Information given ::
□ □ □ □

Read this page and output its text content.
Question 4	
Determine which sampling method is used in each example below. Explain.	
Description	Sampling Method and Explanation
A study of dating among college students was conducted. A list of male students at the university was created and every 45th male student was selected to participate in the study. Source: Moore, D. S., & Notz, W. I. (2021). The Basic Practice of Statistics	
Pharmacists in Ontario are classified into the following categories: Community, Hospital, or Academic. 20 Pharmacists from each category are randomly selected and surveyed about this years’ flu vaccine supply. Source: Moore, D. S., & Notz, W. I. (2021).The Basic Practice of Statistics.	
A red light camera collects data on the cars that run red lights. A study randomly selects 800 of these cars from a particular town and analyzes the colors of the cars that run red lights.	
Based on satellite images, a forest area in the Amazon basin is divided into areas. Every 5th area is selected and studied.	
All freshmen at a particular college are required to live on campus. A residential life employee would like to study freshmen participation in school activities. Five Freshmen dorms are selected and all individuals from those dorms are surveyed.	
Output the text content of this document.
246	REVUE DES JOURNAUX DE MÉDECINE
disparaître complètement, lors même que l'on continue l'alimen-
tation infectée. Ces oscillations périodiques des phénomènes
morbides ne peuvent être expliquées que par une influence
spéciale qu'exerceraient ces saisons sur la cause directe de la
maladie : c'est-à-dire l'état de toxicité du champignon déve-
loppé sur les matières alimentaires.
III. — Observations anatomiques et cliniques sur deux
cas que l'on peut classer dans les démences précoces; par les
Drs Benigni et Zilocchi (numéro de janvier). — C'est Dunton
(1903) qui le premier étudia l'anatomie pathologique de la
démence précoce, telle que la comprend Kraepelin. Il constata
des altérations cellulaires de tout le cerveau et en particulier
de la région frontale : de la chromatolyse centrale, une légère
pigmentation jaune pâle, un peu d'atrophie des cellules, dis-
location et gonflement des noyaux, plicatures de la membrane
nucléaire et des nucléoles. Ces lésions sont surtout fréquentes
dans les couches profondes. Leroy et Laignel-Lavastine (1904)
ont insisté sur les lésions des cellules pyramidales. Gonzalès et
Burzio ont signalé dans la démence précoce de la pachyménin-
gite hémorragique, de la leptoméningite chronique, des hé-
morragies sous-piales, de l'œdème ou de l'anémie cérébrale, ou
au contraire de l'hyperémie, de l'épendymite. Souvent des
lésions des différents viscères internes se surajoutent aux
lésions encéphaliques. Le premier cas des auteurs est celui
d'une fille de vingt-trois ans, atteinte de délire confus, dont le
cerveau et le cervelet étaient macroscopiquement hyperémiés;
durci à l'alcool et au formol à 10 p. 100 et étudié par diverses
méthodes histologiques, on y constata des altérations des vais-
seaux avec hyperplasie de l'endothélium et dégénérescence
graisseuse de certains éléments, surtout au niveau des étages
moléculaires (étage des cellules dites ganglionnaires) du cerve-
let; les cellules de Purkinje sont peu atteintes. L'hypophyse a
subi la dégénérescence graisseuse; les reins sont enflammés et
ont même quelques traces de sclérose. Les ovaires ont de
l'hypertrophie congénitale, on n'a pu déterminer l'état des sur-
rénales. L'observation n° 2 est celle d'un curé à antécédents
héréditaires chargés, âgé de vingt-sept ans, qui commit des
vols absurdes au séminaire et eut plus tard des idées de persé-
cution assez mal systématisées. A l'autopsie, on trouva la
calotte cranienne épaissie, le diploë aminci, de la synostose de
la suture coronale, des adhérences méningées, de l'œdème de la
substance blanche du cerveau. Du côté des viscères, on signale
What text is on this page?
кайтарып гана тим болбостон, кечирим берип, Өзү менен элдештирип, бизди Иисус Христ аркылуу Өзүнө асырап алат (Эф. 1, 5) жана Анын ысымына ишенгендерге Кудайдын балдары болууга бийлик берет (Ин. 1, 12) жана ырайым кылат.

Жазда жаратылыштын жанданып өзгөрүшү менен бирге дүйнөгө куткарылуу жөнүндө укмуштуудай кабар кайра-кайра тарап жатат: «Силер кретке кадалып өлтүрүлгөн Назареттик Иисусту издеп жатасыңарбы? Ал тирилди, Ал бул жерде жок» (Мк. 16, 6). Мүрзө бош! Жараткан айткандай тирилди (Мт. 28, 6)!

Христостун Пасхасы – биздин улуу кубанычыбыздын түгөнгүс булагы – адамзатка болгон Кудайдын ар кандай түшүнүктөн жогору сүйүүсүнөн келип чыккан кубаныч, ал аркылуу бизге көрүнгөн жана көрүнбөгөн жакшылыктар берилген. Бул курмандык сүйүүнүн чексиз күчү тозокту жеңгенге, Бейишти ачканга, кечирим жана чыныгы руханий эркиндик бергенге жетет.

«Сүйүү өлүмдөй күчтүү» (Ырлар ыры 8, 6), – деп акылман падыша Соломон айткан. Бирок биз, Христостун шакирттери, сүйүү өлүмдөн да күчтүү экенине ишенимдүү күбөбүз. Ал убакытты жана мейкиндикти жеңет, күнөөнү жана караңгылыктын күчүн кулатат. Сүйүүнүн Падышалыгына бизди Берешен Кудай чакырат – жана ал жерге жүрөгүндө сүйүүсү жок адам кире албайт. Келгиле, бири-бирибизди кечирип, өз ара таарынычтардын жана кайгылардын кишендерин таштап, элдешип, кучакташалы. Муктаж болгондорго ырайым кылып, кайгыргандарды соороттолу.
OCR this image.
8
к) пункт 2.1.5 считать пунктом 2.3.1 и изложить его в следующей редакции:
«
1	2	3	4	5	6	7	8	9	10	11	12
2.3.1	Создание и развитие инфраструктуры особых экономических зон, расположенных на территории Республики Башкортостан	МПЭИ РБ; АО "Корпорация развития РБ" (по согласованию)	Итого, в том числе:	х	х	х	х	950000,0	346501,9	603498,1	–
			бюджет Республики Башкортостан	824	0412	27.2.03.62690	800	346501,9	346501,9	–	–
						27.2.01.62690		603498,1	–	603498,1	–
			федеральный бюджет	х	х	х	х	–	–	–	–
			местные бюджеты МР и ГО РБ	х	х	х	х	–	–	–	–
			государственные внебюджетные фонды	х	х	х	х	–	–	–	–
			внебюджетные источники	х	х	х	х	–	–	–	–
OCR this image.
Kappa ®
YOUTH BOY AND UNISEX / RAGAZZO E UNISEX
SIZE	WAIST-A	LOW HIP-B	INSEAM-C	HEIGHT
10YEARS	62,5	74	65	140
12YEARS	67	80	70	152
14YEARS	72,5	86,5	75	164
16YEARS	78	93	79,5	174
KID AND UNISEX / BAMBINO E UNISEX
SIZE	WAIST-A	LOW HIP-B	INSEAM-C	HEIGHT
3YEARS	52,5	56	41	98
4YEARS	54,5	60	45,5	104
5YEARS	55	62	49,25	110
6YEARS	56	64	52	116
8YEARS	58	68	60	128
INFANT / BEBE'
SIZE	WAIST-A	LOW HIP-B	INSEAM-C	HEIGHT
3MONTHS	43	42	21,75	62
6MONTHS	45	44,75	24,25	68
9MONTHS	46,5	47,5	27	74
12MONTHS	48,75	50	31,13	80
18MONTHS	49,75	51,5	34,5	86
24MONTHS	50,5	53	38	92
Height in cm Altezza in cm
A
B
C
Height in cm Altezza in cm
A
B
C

□ □ □ □

Problem to work on ::
Copy out the whole listing exactly; please set it all down.

Reply to the task ::
Read this page and output its text content.
Question 4	
Determine which sampling method is used in each example below. Explain.	
Description	Sampling Method and Explanation
A study of dating among college students was conducted. A list of male students at the university was created and every 45th male student was selected to participate in the study. Source: Moore, D. S., & Notz, W. I. (2021). The Basic Practice of Statistics	
Pharmacists in Ontario are classified into the following categories: Community, Hospital, or Academic. 20 Pharmacists from each category are randomly selected and surveyed about this years’ flu vaccine supply. Source: Moore, D. S., & Notz, W. I. (2021).The Basic Practice of Statistics.	
A red light camera collects data on the cars that run red lights. A study randomly selects 800 of these cars from a particular town and analyzes the colors of the cars that run red lights.	
Based on satellite images, a forest area in the Amazon basin is divided into areas. Every 5th area is selected and studied.	
All freshmen at a particular college are required to live on campus. A residential life employee would like to study freshmen participation in school activities. Five Freshmen dorms are selected and all individuals from those dorms are surveyed.	
Output the text content of this document.
246	REVUE DES JOURNAUX DE MÉDECINE
disparaître complètement, lors même que l'on continue l'alimen-
tation infectée. Ces oscillations périodiques des phénomènes
morbides ne peuvent être expliquées que par une influence
spéciale qu'exerceraient ces saisons sur la cause directe de la
maladie : c'est-à-dire l'état de toxicité du champignon déve-
loppé sur les matières alimentaires.
III. — Observations anatomiques et cliniques sur deux
cas que l'on peut classer dans les démences précoces; par les
Drs Benigni et Zilocchi (numéro de janvier). — C'est Dunton
(1903) qui le premier étudia l'anatomie pathologique de la
démence précoce, telle que la comprend Kraepelin. Il constata
des altérations cellulaires de tout le cerveau et en particulier
de la région frontale : de la chromatolyse centrale, une légère
pigmentation jaune pâle, un peu d'atrophie des cellules, dis-
location et gonflement des noyaux, plicatures de la membrane
nucléaire et des nucléoles. Ces lésions sont surtout fréquentes
dans les couches profondes. Leroy et Laignel-Lavastine (1904)
ont insisté sur les lésions des cellules pyramidales. Gonzalès et
Burzio ont signalé dans la démence précoce de la pachyménin-
gite hémorragique, de la leptoméningite chronique, des hé-
morragies sous-piales, de l'œdème ou de l'anémie cérébrale, ou
au contraire de l'hyperémie, de l'épendymite. Souvent des
lésions des différents viscères internes se surajoutent aux
lésions encéphaliques. Le premier cas des auteurs est celui
d'une fille de vingt-trois ans, atteinte de délire confus, dont le
cerveau et le cervelet étaient macroscopiquement hyperémiés;
durci à l'alcool et au formol à 10 p. 100 et étudié par diverses
méthodes histologiques, on y constata des altérations des vais-
seaux avec hyperplasie de l'endothélium et dégénérescence
graisseuse de certains éléments, surtout au niveau des étages
moléculaires (étage des cellules dites ganglionnaires) du cerve-
let; les cellules de Purkinje sont peu atteintes. L'hypophyse a
subi la dégénérescence graisseuse; les reins sont enflammés et
ont même quelques traces de sclérose. Les ovaires ont de
l'hypertrophie congénitale, on n'a pu déterminer l'état des sur-
rénales. L'observation n° 2 est celle d'un curé à antécédents
héréditaires chargés, âgé de vingt-sept ans, qui commit des
vols absurdes au séminaire et eut plus tard des idées de persé-
cution assez mal systématisées. A l'autopsie, on trouva la
calotte cranienne épaissie, le diploë aminci, de la synostose de
la suture coronale, des adhérences méningées, de l'œdème de la
substance blanche du cerveau. Du côté des viscères, on signale
What text is on this page?
кайтарып гана тим болбостон, кечирим берип, Өзү менен элдештирип, бизди Иисус Христ аркылуу Өзүнө асырап алат (Эф. 1, 5) жана Анын ысымына ишенгендерге Кудайдын балдары болууга бийлик берет (Ин. 1, 12) жана ырайым кылат.

Жазда жаратылыштын жанданып өзгөрүшү менен бирге дүйнөгө куткарылуу жөнүндө укмуштуудай кабар кайра-кайра тарап жатат: «Силер кретке кадалып өлтүрүлгөн Назареттик Иисусту издеп жатасыңарбы? Ал тирилди, Ал бул жерде жок» (Мк. 16, 6). Мүрзө бош! Жараткан айткандай тирилди (Мт. 28, 6)!

Христостун Пасхасы – биздин улуу кубанычыбыздын түгөнгүс булагы – адамзатка болгон Кудайдын ар кандай түшүнүктөн жогору сүйүүсүнөн келип чыккан кубаныч, ал аркылуу бизге көрүнгөн жана көрүнбөгөн жакшылыктар берилген. Бул курмандык сүйүүнүн чексиз күчү тозокту жеңгенге, Бейишти ачканга, кечирим жана чыныгы руханий эркиндик бергенге жетет.

«Сүйүү өлүмдөй күчтүү» (Ырлар ыры 8, 6), – деп акылман падыша Соломон айткан. Бирок биз, Христостун шакирттери, сүйүү өлүмдөн да күчтүү экенине ишенимдүү күбөбүз. Ал убакытты жана мейкиндикти жеңет, күнөөнү жана караңгылыктын күчүн кулатат. Сүйүүнүн Падышалыгына бизди Берешен Кудай чакырат – жана ал жерге жүрөгүндө сүйүүсү жок адам кире албайт. Келгиле, бири-бирибизди кечирип, өз ара таарынычтардын жана кайгылардын кишендерин таштап, элдешип, кучакташалы. Муктаж болгондорго ырайым кылып, кайгыргандарды соороттолу.
OCR this image.
8
к) пункт 2.1.5 считать пунктом 2.3.1 и изложить его в следующей редакции:
«
1	2	3	4	5	6	7	8	9	10	11	12
2.3.1	Создание и развитие инфраструктуры особых экономических зон, расположенных на территории Республики Башкортостан	МПЭИ РБ; АО "Корпорация развития РБ" (по согласованию)	Итого, в том числе:	х	х	х	х	950000,0	346501,9	603498,1	–
			бюджет Республики Башкортостан	824	0412	27.2.03.62690	800	346501,9	346501,9	–	–
						27.2.01.62690		603498,1	–	603498,1	–
			федеральный бюджет	х	х	х	х	–	–	–	–
			местные бюджеты МР и ГО РБ	х	х	х	х	–	–	–	–
			государственные внебюджетные фонды	х	х	х	х	–	–	–	–
			внебюджетные источники	х	х	х	х	–	–	–	–
OCR this image.
Kappa ®
YOUTH BOY AND UNISEX / RAGAZZO E UNISEX
SIZE	WAIST-A	LOW HIP-B	INSEAM-C	HEIGHT
10YEARS	62,5	74	65	140
12YEARS	67	80	70	152
14YEARS	72,5	86,5	75	164
16YEARS	78	93	79,5	174
KID AND UNISEX / BAMBINO E UNISEX
SIZE	WAIST-A	LOW HIP-B	INSEAM-C	HEIGHT
3YEARS	52,5	56	41	98
4YEARS	54,5	60	45,5	104
5YEARS	55	62	49,25	110
6YEARS	56	64	52	116
8YEARS	58	68	60	128
INFANT / BEBE'
SIZE	WAIST-A	LOW HIP-B	INSEAM-C	HEIGHT
3MONTHS	43	42	21,75	62
6MONTHS	45	44,75	24,25	68
9MONTHS	46,5	47,5	27	74
12MONTHS	48,75	50	31,13	80
18MONTHS	49,75	51,5	34,5	86
24MONTHS	50,5	53	38	92
Height in cm Altezza in cm
A
B
C
Height in cm Altezza in cm
A
B
C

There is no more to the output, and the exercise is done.